# Written exercise
Write every line out verbatim and omit the pictures.

# Exercise inputs
++++++

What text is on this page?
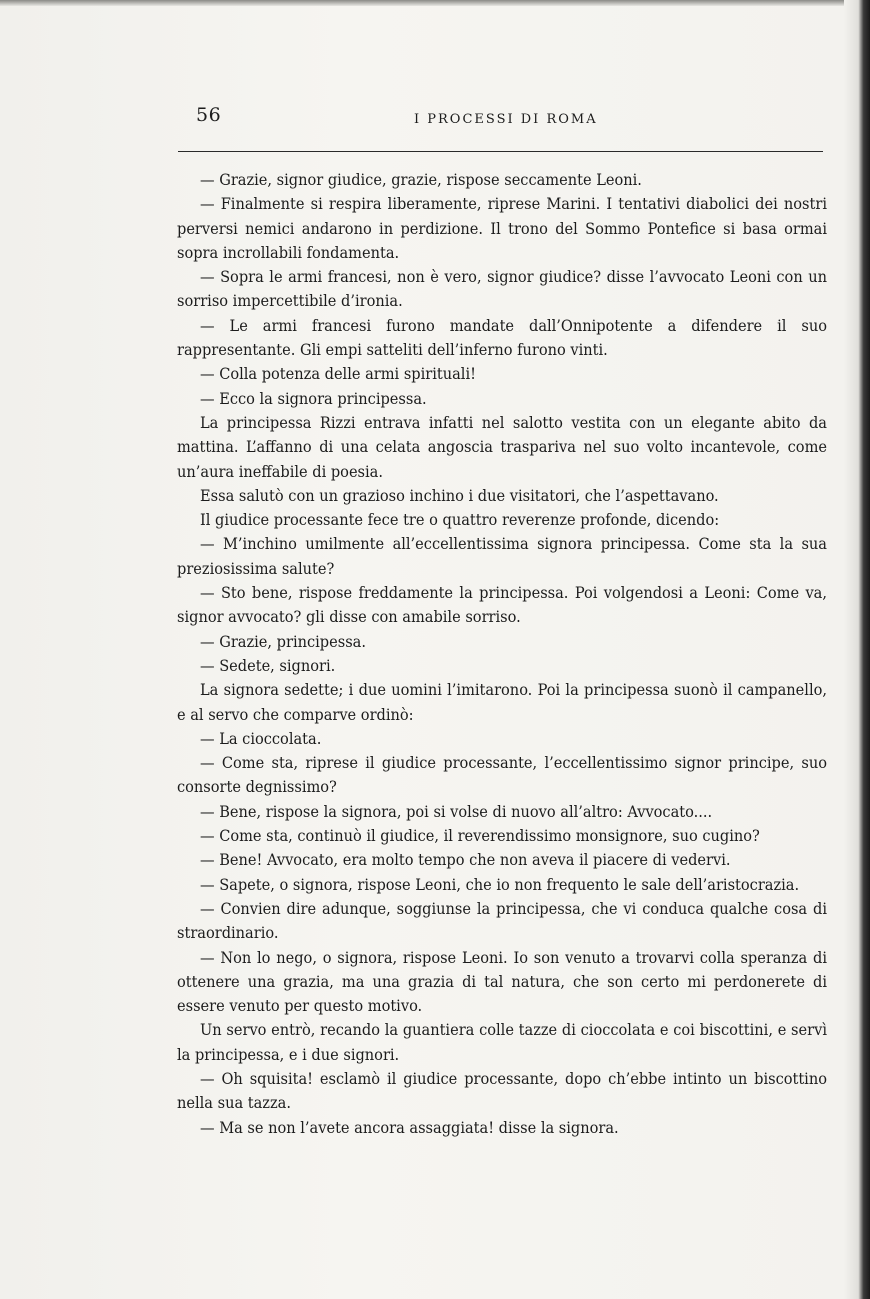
56	I PROCESSI DI ROMA

— Grazie, signor giudice, grazie, rispose seccamente Leoni.

— Finalmente si respira liberamente, riprese Marini. I tentativi diabolici dei nostri perversi nemici andarono in perdizione. Il trono del Sommo Pontefice si basa ormai sopra incrollabili fondamenta.

— Sopra le armi francesi, non è vero, signor giudice? disse l’avvocato Leoni con un sorriso impercettibile d’ironia.

— Le armi francesi furono mandate dall’Onnipotente a difendere il suo rappresentante. Gli empi satteliti dell’inferno furono vinti.

— Colla potenza delle armi spirituali!

— Ecco la signora principessa.

La principessa Rizzi entrava infatti nel salotto vestita con un elegante abito da mattina. L’affanno di una celata angoscia traspariva nel suo volto incantevole, come un’aura ineffabile di poesia.

Essa salutò con un grazioso inchino i due visitatori, che l’aspettavano.

Il giudice processante fece tre o quattro reverenze profonde, dicendo:

— M’inchino umilmente all’eccellentissima signora principessa. Come sta la sua preziosissima salute?

— Sto bene, rispose freddamente la principessa. Poi volgendosi a Leoni: Come va, signor avvocato? gli disse con amabile sorriso.

— Grazie, principessa.

— Sedete, signori.

La signora sedette; i due uomini l’imitarono. Poi la principessa suonò il campanello, e al servo che comparve ordinò:

— La cioccolata.

— Come sta, riprese il giudice processante, l’eccellentissimo signor principe, suo consorte degnissimo?

— Bene, rispose la signora, poi si volse di nuovo all’altro: Avvocato....

— Come sta, continuò il giudice, il reverendissimo monsignore, suo cugino?

— Bene! Avvocato, era molto tempo che non aveva il piacere di vedervi.

— Sapete, o signora, rispose Leoni, che io non frequento le sale dell’aristocrazia.

— Convien dire adunque, soggiunse la principessa, che vi conduca qualche cosa di straordinario.

— Non lo nego, o signora, rispose Leoni. Io son venuto a trovarvi colla speranza di ottenere una grazia, ma una grazia di tal natura, che son certo mi perdonerete di essere venuto per questo motivo.

Un servo entrò, recando la guantiera colle tazze di cioccolata e coi biscottini, e servì la principessa, e i due signori.

— Oh squisita! esclamò il giudice processante, dopo ch’ebbe intinto un biscottino nella sua tazza.

— Ma se non l’avete ancora assaggiata! disse la signora.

++++++

# Answer for the task
What text is on this page?
56	I PROCESSI DI ROMA

— Grazie, signor giudice, grazie, rispose seccamente Leoni.

— Finalmente si respira liberamente, riprese Marini. I tentativi diabolici dei nostri perversi nemici andarono in perdizione. Il trono del Sommo Pontefice si basa ormai sopra incrollabili fondamenta.

— Sopra le armi francesi, non è vero, signor giudice? disse l’avvocato Leoni con un sorriso impercettibile d’ironia.

— Le armi francesi furono mandate dall’Onnipotente a difendere il suo rappresentante. Gli empi satteliti dell’inferno furono vinti.

— Colla potenza delle armi spirituali!

— Ecco la signora principessa.

La principessa Rizzi entrava infatti nel salotto vestita con un elegante abito da mattina. L’affanno di una celata angoscia traspariva nel suo volto incantevole, come un’aura ineffabile di poesia.

Essa salutò con un grazioso inchino i due visitatori, che l’aspettavano.

Il giudice processante fece tre o quattro reverenze profonde, dicendo:

— M’inchino umilmente all’eccellentissima signora principessa. Come sta la sua preziosissima salute?

— Sto bene, rispose freddamente la principessa. Poi volgendosi a Leoni: Come va, signor avvocato? gli disse con amabile sorriso.

— Grazie, principessa.

— Sedete, signori.

La signora sedette; i due uomini l’imitarono. Poi la principessa suonò il campanello, e al servo che comparve ordinò:

— La cioccolata.

— Come sta, riprese il giudice processante, l’eccellentissimo signor principe, suo consorte degnissimo?

— Bene, rispose la signora, poi si volse di nuovo all’altro: Avvocato....

— Come sta, continuò il giudice, il reverendissimo monsignore, suo cugino?

— Bene! Avvocato, era molto tempo che non aveva il piacere di vedervi.

— Sapete, o signora, rispose Leoni, che io non frequento le sale dell’aristocrazia.

— Convien dire adunque, soggiunse la principessa, che vi conduca qualche cosa di straordinario.

— Non lo nego, o signora, rispose Leoni. Io son venuto a trovarvi colla speranza di ottenere una grazia, ma una grazia di tal natura, che son certo mi perdonerete di essere venuto per questo motivo.

Un servo entrò, recando la guantiera colle tazze di cioccolata e coi biscottini, e servì la principessa, e i due signori.

— Oh squisita! esclamò il giudice processante, dopo ch’ebbe intinto un biscottino nella sua tazza.

— Ma se non l’avete ancora assaggiata! disse la signora.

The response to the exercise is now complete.